== Exercise details ==
Select, from the material below, each line with "this" in it.

== Material shown ==
□ □ □
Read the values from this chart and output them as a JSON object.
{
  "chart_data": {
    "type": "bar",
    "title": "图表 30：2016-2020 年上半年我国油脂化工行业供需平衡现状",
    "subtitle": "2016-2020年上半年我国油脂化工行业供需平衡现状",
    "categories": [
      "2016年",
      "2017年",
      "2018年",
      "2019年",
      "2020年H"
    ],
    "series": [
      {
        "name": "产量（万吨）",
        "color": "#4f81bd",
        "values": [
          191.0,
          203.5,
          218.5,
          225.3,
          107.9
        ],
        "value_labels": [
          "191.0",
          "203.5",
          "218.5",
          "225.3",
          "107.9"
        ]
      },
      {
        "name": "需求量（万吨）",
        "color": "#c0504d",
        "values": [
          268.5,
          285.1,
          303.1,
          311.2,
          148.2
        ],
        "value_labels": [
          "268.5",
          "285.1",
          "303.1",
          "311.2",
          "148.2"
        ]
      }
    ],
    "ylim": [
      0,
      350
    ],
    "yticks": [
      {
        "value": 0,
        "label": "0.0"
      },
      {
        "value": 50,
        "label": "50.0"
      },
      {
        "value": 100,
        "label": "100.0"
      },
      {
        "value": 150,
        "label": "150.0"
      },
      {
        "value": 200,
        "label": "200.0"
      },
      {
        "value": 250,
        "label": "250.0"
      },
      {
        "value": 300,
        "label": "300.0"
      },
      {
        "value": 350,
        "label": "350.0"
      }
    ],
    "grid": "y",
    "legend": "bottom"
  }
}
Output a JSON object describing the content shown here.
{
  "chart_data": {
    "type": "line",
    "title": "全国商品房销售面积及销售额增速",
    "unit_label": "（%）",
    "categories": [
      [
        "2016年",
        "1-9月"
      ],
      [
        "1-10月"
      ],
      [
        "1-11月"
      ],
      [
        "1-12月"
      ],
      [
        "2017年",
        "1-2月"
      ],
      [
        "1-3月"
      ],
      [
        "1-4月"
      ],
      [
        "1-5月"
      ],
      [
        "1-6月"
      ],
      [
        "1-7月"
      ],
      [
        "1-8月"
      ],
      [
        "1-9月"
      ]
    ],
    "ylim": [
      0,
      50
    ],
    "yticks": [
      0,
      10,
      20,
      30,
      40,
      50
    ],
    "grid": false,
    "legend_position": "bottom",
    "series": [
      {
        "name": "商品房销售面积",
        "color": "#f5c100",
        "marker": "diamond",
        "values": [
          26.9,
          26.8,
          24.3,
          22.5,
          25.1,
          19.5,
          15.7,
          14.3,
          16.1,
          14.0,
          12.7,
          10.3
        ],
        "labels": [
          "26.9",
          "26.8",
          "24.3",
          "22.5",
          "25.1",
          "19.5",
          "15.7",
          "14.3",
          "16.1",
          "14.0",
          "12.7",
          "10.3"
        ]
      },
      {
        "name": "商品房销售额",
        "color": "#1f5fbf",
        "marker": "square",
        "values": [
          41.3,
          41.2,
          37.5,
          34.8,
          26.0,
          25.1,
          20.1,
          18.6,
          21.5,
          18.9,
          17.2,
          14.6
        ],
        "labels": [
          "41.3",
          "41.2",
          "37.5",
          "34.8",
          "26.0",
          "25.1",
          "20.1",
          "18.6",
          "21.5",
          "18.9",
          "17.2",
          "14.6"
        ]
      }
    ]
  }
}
□ □ □
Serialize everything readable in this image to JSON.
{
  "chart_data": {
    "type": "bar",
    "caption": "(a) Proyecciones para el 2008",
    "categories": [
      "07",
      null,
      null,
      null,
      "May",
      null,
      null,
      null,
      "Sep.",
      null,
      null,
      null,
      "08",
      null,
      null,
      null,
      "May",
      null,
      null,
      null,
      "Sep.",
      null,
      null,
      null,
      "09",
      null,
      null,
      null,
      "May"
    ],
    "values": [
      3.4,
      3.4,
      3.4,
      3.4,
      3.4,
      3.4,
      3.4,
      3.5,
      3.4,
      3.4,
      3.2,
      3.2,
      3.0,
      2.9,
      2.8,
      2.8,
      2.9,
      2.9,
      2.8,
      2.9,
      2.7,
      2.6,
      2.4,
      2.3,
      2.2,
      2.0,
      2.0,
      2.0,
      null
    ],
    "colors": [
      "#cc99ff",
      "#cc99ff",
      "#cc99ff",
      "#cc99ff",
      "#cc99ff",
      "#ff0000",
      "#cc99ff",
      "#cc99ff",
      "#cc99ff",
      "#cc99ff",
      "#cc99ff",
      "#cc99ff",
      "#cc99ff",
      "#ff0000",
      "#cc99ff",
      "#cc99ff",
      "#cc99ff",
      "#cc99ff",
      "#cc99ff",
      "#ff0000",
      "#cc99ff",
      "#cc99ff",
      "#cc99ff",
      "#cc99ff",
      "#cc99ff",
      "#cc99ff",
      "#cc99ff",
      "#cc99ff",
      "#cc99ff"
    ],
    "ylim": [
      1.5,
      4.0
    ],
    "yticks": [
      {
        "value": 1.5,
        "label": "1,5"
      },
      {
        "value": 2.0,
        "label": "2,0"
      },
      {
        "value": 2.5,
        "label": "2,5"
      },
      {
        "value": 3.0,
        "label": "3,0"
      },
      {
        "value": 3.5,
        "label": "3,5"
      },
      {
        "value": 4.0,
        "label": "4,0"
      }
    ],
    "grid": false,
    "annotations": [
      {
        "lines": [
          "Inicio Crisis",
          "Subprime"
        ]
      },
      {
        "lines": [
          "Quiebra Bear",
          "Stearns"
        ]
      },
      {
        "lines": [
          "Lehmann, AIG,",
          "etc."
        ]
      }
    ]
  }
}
□ □ □
== Reply to the task ==
Read the values from this chart and output them as a JSON object.
Serialize everything readable in this image to JSON.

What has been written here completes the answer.